REQUIRED WORK:
With the pictures left out, copy the listing below exactly.

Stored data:
━━━━━━━━━━━━━━━━

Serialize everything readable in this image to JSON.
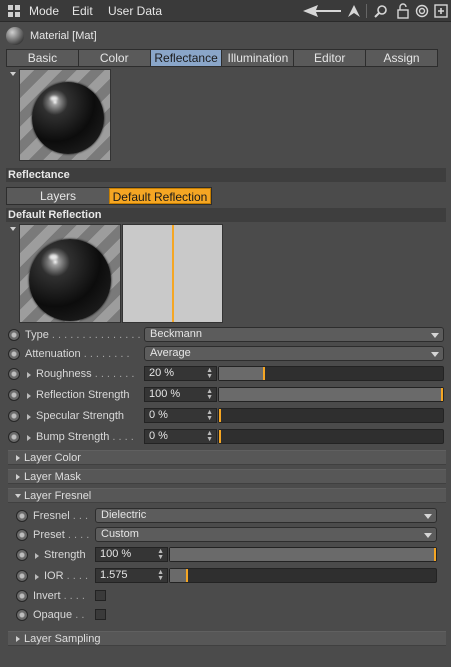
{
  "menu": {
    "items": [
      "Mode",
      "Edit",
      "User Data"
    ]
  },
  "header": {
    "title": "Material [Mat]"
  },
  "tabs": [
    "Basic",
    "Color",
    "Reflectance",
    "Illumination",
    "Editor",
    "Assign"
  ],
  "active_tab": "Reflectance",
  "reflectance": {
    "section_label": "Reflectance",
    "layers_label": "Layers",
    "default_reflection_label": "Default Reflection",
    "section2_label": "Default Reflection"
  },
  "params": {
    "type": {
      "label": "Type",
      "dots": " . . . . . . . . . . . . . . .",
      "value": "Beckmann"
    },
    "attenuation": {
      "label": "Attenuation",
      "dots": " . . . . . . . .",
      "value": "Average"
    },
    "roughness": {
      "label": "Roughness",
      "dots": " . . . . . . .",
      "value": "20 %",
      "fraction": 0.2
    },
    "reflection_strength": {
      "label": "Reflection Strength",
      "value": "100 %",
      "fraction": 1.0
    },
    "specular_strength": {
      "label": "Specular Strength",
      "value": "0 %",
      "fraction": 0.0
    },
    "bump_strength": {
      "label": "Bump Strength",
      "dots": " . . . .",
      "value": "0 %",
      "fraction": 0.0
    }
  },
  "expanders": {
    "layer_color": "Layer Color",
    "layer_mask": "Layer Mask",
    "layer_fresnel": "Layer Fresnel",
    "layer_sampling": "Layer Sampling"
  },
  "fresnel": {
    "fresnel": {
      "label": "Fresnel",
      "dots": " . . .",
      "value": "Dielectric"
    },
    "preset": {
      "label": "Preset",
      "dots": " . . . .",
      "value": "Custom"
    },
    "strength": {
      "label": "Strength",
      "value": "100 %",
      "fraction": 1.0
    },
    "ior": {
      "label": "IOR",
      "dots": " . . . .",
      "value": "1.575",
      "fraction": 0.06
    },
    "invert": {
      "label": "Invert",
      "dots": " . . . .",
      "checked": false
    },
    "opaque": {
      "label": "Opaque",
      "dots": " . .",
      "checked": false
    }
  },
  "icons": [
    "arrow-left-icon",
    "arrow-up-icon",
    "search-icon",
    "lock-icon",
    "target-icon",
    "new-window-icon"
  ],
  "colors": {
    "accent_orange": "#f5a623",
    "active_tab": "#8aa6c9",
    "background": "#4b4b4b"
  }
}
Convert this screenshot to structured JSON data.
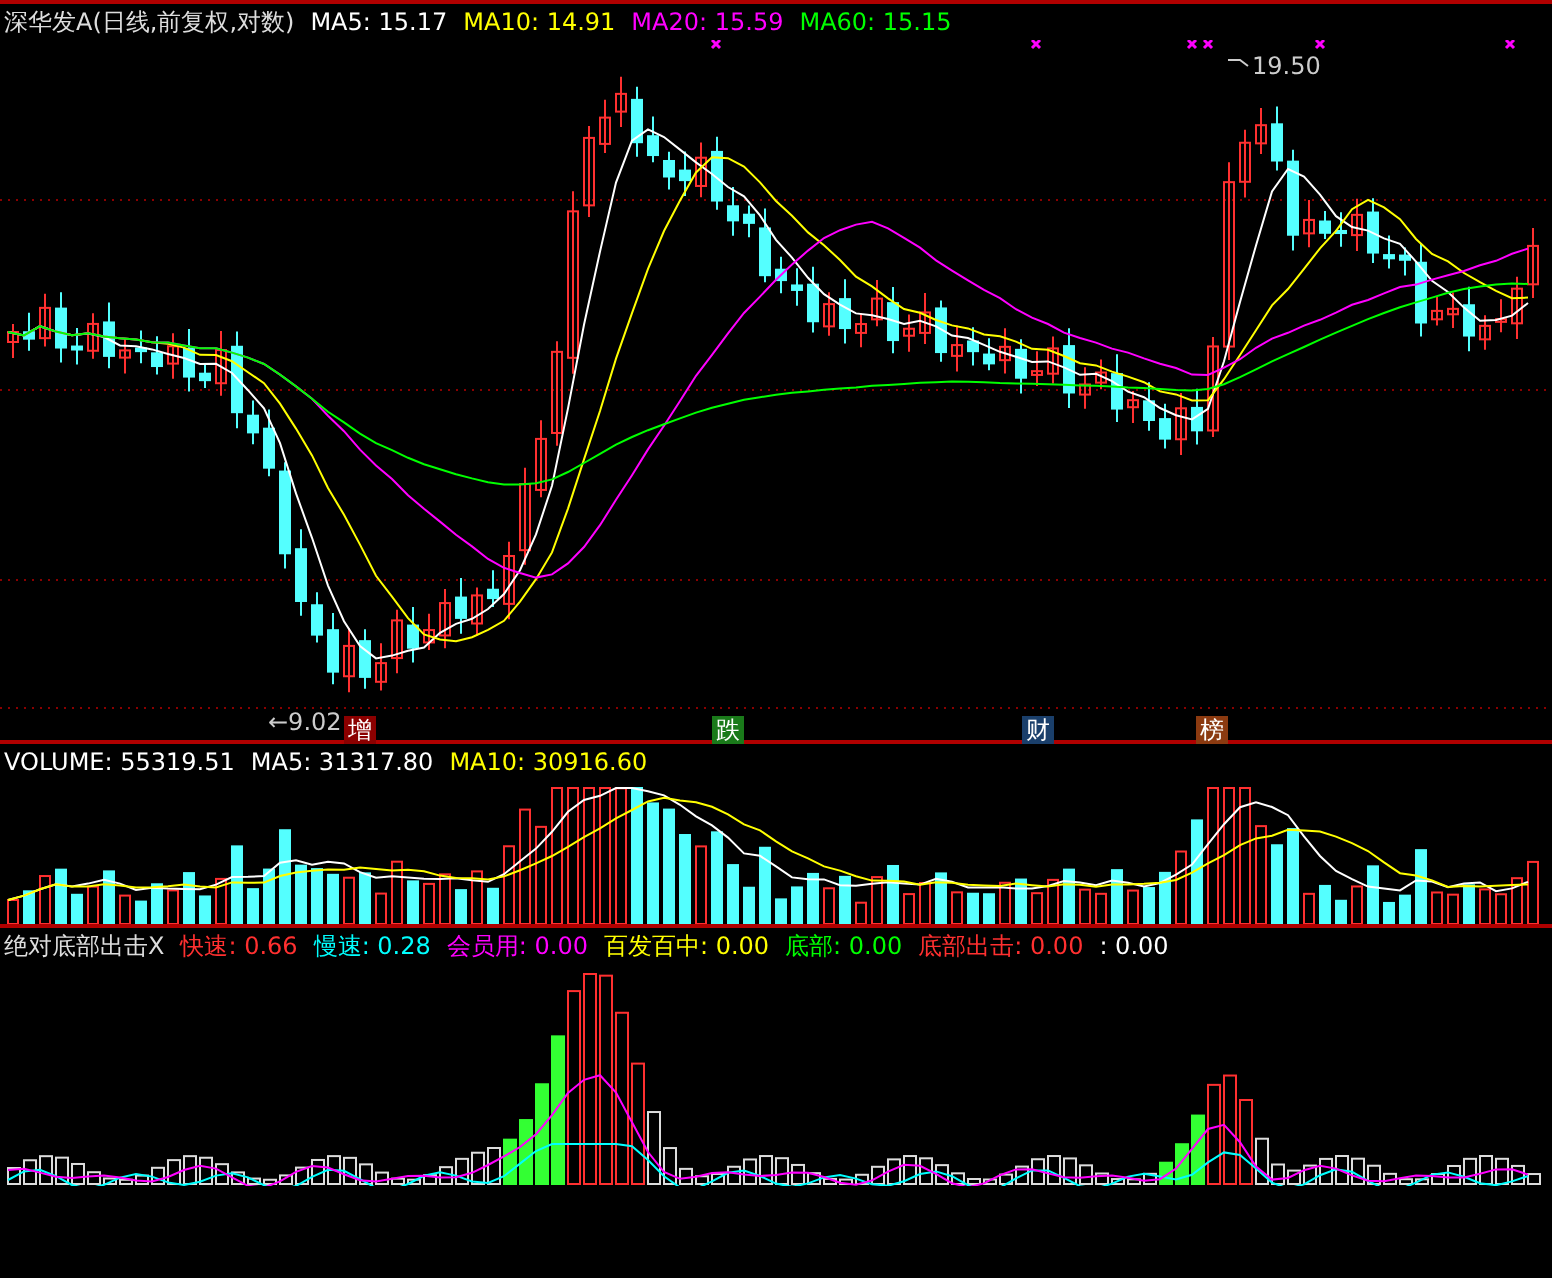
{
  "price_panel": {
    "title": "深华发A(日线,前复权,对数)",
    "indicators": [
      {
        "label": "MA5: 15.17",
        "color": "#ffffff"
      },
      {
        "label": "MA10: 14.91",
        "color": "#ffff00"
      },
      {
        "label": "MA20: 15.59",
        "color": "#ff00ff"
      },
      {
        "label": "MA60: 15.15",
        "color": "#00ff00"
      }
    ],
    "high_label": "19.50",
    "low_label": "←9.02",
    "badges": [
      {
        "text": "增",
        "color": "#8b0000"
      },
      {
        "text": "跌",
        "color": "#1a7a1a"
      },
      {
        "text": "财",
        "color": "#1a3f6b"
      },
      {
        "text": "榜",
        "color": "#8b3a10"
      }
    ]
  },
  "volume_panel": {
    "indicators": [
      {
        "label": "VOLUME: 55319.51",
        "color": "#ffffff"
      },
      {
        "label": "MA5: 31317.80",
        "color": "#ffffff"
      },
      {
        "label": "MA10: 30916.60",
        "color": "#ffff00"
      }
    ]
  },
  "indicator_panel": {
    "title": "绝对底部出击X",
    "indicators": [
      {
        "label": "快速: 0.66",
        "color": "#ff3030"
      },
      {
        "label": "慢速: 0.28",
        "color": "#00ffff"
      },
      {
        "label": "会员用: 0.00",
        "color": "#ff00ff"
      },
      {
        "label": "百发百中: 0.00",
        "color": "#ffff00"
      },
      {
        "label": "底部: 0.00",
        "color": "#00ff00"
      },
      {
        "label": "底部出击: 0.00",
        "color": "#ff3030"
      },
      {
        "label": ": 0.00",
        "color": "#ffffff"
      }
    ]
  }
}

━━━━━━━━━━━━━━━━

REPLY TO THE EXERCISE:
Serialize everything readable in this image to JSON.
{
  "menu": {
    "items": [
      "Mode",
      "Edit",
      "User Data"
    ]
  },
  "header": {
    "title": "Material [Mat]"
  },
  "tabs": [
    "Basic",
    "Color",
    "Reflectance",
    "Illumination",
    "Editor",
    "Assign"
  ],
  "active_tab": "Reflectance",
  "reflectance": {
    "section_label": "Reflectance",
    "layers_label": "Layers",
    "default_reflection_label": "Default Reflection",
    "section2_label": "Default Reflection"
  },
  "params": {
    "type": {
      "label": "Type",
      "dots": " . . . . . . . . . . . . . . .",
      "value": "Beckmann"
    },
    "attenuation": {
      "label": "Attenuation",
      "dots": " . . . . . . . .",
      "value": "Average"
    },
    "roughness": {
      "label": "Roughness",
      "dots": " . . . . . . .",
      "value": "20 %",
      "fraction": 0.2
    },
    "reflection_strength": {
      "label": "Reflection Strength",
      "value": "100 %",
      "fraction": 1.0
    },
    "specular_strength": {
      "label": "Specular Strength",
      "value": "0 %",
      "fraction": 0.0
    },
    "bump_strength": {
      "label": "Bump Strength",
      "dots": " . . . .",
      "value": "0 %",
      "fraction": 0.0
    }
  },
  "expanders": {
    "layer_color": "Layer Color",
    "layer_mask": "Layer Mask",
    "layer_fresnel": "Layer Fresnel",
    "layer_sampling": "Layer Sampling"
  },
  "fresnel": {
    "fresnel": {
      "label": "Fresnel",
      "dots": " . . .",
      "value": "Dielectric"
    },
    "preset": {
      "label": "Preset",
      "dots": " . . . .",
      "value": "Custom"
    },
    "strength": {
      "label": "Strength",
      "value": "100 %",
      "fraction": 1.0
    },
    "ior": {
      "label": "IOR",
      "dots": " . . . .",
      "value": "1.575",
      "fraction": 0.06
    },
    "invert": {
      "label": "Invert",
      "dots": " . . . .",
      "checked": false
    },
    "opaque": {
      "label": "Opaque",
      "dots": " . .",
      "checked": false
    }
  },
  "icons": [
    "arrow-left-icon",
    "arrow-up-icon",
    "search-icon",
    "lock-icon",
    "target-icon",
    "new-window-icon"
  ],
  "colors": {
    "accent_orange": "#f5a623",
    "active_tab": "#8aa6c9",
    "background": "#4b4b4b"
  }
}
Convert this screenshot to structured JSON data.
{
  "price_panel": {
    "title": "深华发A(日线,前复权,对数)",
    "indicators": [
      {
        "label": "MA5: 15.17",
        "color": "#ffffff"
      },
      {
        "label": "MA10: 14.91",
        "color": "#ffff00"
      },
      {
        "label": "MA20: 15.59",
        "color": "#ff00ff"
      },
      {
        "label": "MA60: 15.15",
        "color": "#00ff00"
      }
    ],
    "high_label": "19.50",
    "low_label": "←9.02",
    "badges": [
      {
        "text": "增",
        "color": "#8b0000"
      },
      {
        "text": "跌",
        "color": "#1a7a1a"
      },
      {
        "text": "财",
        "color": "#1a3f6b"
      },
      {
        "text": "榜",
        "color": "#8b3a10"
      }
    ]
  },
  "volume_panel": {
    "indicators": [
      {
        "label": "VOLUME: 55319.51",
        "color": "#ffffff"
      },
      {
        "label": "MA5: 31317.80",
        "color": "#ffffff"
      },
      {
        "label": "MA10: 30916.60",
        "color": "#ffff00"
      }
    ]
  },
  "indicator_panel": {
    "title": "绝对底部出击X",
    "indicators": [
      {
        "label": "快速: 0.66",
        "color": "#ff3030"
      },
      {
        "label": "慢速: 0.28",
        "color": "#00ffff"
      },
      {
        "label": "会员用: 0.00",
        "color": "#ff00ff"
      },
      {
        "label": "百发百中: 0.00",
        "color": "#ffff00"
      },
      {
        "label": "底部: 0.00",
        "color": "#00ff00"
      },
      {
        "label": "底部出击: 0.00",
        "color": "#ff3030"
      },
      {
        "label": ": 0.00",
        "color": "#ffffff"
      }
    ]
  }
}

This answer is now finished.